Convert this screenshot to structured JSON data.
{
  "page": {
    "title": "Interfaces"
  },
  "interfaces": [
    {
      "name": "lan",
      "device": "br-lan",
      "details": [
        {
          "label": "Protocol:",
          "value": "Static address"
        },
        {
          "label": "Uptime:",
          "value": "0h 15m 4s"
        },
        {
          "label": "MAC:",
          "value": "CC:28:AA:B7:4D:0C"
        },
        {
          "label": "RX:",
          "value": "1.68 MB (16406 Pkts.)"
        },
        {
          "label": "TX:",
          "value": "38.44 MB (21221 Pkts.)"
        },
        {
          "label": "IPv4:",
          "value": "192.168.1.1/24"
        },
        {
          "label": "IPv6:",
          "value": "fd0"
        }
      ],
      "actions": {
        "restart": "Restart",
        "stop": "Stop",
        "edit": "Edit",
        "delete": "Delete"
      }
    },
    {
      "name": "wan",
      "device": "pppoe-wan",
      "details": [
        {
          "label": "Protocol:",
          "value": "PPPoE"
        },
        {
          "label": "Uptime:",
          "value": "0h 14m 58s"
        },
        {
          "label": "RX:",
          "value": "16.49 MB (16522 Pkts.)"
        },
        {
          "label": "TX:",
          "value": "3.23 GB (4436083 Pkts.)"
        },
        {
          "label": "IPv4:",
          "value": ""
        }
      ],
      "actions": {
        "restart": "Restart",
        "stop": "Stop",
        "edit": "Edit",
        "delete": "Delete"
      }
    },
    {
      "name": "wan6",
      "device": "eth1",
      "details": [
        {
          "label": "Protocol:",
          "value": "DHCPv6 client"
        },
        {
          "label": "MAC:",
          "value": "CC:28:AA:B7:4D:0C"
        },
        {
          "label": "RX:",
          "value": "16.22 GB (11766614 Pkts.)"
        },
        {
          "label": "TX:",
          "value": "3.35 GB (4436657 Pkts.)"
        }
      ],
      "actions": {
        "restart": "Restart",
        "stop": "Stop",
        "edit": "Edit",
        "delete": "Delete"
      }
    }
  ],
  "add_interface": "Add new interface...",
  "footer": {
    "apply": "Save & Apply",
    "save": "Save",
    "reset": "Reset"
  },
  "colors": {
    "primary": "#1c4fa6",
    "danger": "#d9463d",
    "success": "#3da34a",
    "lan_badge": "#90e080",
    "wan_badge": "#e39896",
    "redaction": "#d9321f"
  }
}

-=-=-=-=-

Stated goal: Write out every line from the records above, word for word.

Answer for the task:
Convert this screenshot to structured JSON data.
{
  "page": {
    "title": "Interfaces"
  },
  "interfaces": [
    {
      "name": "lan",
      "device": "br-lan",
      "details": [
        {
          "label": "Protocol:",
          "value": "Static address"
        },
        {
          "label": "Uptime:",
          "value": "0h 15m 4s"
        },
        {
          "label": "MAC:",
          "value": "CC:28:AA:B7:4D:0C"
        },
        {
          "label": "RX:",
          "value": "1.68 MB (16406 Pkts.)"
        },
        {
          "label": "TX:",
          "value": "38.44 MB (21221 Pkts.)"
        },
        {
          "label": "IPv4:",
          "value": "192.168.1.1/24"
        },
        {
          "label": "IPv6:",
          "value": "fd0"
        }
      ],
      "actions": {
        "restart": "Restart",
        "stop": "Stop",
        "edit": "Edit",
        "delete": "Delete"
      }
    },
    {
      "name": "wan",
      "device": "pppoe-wan",
      "details": [
        {
          "label": "Protocol:",
          "value": "PPPoE"
        },
        {
          "label": "Uptime:",
          "value": "0h 14m 58s"
        },
        {
          "label": "RX:",
          "value": "16.49 MB (16522 Pkts.)"
        },
        {
          "label": "TX:",
          "value": "3.23 GB (4436083 Pkts.)"
        },
        {
          "label": "IPv4:",
          "value": ""
        }
      ],
      "actions": {
        "restart": "Restart",
        "stop": "Stop",
        "edit": "Edit",
        "delete": "Delete"
      }
    },
    {
      "name": "wan6",
      "device": "eth1",
      "details": [
        {
          "label": "Protocol:",
          "value": "DHCPv6 client"
        },
        {
          "label": "MAC:",
          "value": "CC:28:AA:B7:4D:0C"
        },
        {
          "label": "RX:",
          "value": "16.22 GB (11766614 Pkts.)"
        },
        {
          "label": "TX:",
          "value": "3.35 GB (4436657 Pkts.)"
        }
      ],
      "actions": {
        "restart": "Restart",
        "stop": "Stop",
        "edit": "Edit",
        "delete": "Delete"
      }
    }
  ],
  "add_interface": "Add new interface...",
  "footer": {
    "apply": "Save & Apply",
    "save": "Save",
    "reset": "Reset"
  },
  "colors": {
    "primary": "#1c4fa6",
    "danger": "#d9463d",
    "success": "#3da34a",
    "lan_badge": "#90e080",
    "wan_badge": "#e39896",
    "redaction": "#d9321f"
  }
}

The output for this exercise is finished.